* [Data for this exercise]
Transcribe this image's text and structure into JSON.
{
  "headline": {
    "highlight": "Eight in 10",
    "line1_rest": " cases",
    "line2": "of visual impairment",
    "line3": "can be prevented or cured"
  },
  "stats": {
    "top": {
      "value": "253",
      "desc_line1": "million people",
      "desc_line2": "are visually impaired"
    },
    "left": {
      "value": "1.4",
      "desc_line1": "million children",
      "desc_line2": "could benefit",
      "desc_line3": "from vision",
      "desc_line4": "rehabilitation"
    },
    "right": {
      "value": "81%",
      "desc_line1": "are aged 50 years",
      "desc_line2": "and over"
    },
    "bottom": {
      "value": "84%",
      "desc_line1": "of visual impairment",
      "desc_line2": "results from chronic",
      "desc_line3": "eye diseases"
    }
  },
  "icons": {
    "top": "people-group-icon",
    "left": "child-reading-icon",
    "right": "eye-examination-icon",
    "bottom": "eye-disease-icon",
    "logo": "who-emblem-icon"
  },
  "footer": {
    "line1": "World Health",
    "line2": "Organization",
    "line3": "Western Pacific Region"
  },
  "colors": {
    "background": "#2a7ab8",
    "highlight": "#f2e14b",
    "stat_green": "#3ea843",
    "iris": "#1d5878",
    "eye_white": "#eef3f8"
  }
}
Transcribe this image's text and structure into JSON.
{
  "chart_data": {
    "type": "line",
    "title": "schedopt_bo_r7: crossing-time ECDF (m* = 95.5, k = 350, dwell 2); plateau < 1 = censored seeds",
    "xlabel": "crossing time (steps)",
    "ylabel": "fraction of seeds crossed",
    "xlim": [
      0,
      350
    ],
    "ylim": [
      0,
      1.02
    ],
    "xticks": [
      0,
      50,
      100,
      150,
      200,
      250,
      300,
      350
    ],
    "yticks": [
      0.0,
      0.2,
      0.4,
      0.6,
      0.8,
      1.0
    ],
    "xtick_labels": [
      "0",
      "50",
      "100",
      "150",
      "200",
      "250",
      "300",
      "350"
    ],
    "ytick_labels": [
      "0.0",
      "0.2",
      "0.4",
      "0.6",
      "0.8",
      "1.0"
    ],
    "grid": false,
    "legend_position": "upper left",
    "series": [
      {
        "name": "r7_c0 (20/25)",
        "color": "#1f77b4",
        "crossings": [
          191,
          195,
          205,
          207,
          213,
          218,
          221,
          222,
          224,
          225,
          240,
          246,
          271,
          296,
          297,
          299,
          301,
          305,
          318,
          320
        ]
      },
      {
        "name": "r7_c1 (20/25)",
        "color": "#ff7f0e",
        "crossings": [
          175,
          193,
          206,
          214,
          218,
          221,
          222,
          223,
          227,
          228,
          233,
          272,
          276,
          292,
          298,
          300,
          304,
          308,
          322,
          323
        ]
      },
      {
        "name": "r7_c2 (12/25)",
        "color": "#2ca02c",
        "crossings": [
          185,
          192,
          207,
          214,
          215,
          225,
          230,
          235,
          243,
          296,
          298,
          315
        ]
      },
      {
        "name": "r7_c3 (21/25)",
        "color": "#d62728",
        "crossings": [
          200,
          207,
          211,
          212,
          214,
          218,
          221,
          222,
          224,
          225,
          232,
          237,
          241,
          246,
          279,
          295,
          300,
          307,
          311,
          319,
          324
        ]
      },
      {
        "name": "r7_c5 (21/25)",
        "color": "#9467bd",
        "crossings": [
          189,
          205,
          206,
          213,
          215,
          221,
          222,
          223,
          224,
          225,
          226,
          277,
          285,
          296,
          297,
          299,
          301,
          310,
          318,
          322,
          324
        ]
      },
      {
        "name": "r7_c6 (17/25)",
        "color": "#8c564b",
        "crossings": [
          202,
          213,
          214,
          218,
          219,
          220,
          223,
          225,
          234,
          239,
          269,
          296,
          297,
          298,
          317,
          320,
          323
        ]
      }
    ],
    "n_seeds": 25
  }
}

* [Directive]
Please output the entire listing exactly as it stands.

* [Full answer]
Transcribe this image's text and structure into JSON.
{
  "headline": {
    "highlight": "Eight in 10",
    "line1_rest": " cases",
    "line2": "of visual impairment",
    "line3": "can be prevented or cured"
  },
  "stats": {
    "top": {
      "value": "253",
      "desc_line1": "million people",
      "desc_line2": "are visually impaired"
    },
    "left": {
      "value": "1.4",
      "desc_line1": "million children",
      "desc_line2": "could benefit",
      "desc_line3": "from vision",
      "desc_line4": "rehabilitation"
    },
    "right": {
      "value": "81%",
      "desc_line1": "are aged 50 years",
      "desc_line2": "and over"
    },
    "bottom": {
      "value": "84%",
      "desc_line1": "of visual impairment",
      "desc_line2": "results from chronic",
      "desc_line3": "eye diseases"
    }
  },
  "icons": {
    "top": "people-group-icon",
    "left": "child-reading-icon",
    "right": "eye-examination-icon",
    "bottom": "eye-disease-icon",
    "logo": "who-emblem-icon"
  },
  "footer": {
    "line1": "World Health",
    "line2": "Organization",
    "line3": "Western Pacific Region"
  },
  "colors": {
    "background": "#2a7ab8",
    "highlight": "#f2e14b",
    "stat_green": "#3ea843",
    "iris": "#1d5878",
    "eye_white": "#eef3f8"
  }
}
Transcribe this image's text and structure into JSON.
{
  "chart_data": {
    "type": "line",
    "title": "schedopt_bo_r7: crossing-time ECDF (m* = 95.5, k = 350, dwell 2); plateau < 1 = censored seeds",
    "xlabel": "crossing time (steps)",
    "ylabel": "fraction of seeds crossed",
    "xlim": [
      0,
      350
    ],
    "ylim": [
      0,
      1.02
    ],
    "xticks": [
      0,
      50,
      100,
      150,
      200,
      250,
      300,
      350
    ],
    "yticks": [
      0.0,
      0.2,
      0.4,
      0.6,
      0.8,
      1.0
    ],
    "xtick_labels": [
      "0",
      "50",
      "100",
      "150",
      "200",
      "250",
      "300",
      "350"
    ],
    "ytick_labels": [
      "0.0",
      "0.2",
      "0.4",
      "0.6",
      "0.8",
      "1.0"
    ],
    "grid": false,
    "legend_position": "upper left",
    "series": [
      {
        "name": "r7_c0 (20/25)",
        "color": "#1f77b4",
        "crossings": [
          191,
          195,
          205,
          207,
          213,
          218,
          221,
          222,
          224,
          225,
          240,
          246,
          271,
          296,
          297,
          299,
          301,
          305,
          318,
          320
        ]
      },
      {
        "name": "r7_c1 (20/25)",
        "color": "#ff7f0e",
        "crossings": [
          175,
          193,
          206,
          214,
          218,
          221,
          222,
          223,
          227,
          228,
          233,
          272,
          276,
          292,
          298,
          300,
          304,
          308,
          322,
          323
        ]
      },
      {
        "name": "r7_c2 (12/25)",
        "color": "#2ca02c",
        "crossings": [
          185,
          192,
          207,
          214,
          215,
          225,
          230,
          235,
          243,
          296,
          298,
          315
        ]
      },
      {
        "name": "r7_c3 (21/25)",
        "color": "#d62728",
        "crossings": [
          200,
          207,
          211,
          212,
          214,
          218,
          221,
          222,
          224,
          225,
          232,
          237,
          241,
          246,
          279,
          295,
          300,
          307,
          311,
          319,
          324
        ]
      },
      {
        "name": "r7_c5 (21/25)",
        "color": "#9467bd",
        "crossings": [
          189,
          205,
          206,
          213,
          215,
          221,
          222,
          223,
          224,
          225,
          226,
          277,
          285,
          296,
          297,
          299,
          301,
          310,
          318,
          322,
          324
        ]
      },
      {
        "name": "r7_c6 (17/25)",
        "color": "#8c564b",
        "crossings": [
          202,
          213,
          214,
          218,
          219,
          220,
          223,
          225,
          234,
          239,
          269,
          296,
          297,
          298,
          317,
          320,
          323
        ]
      }
    ],
    "n_seeds": 25
  }
}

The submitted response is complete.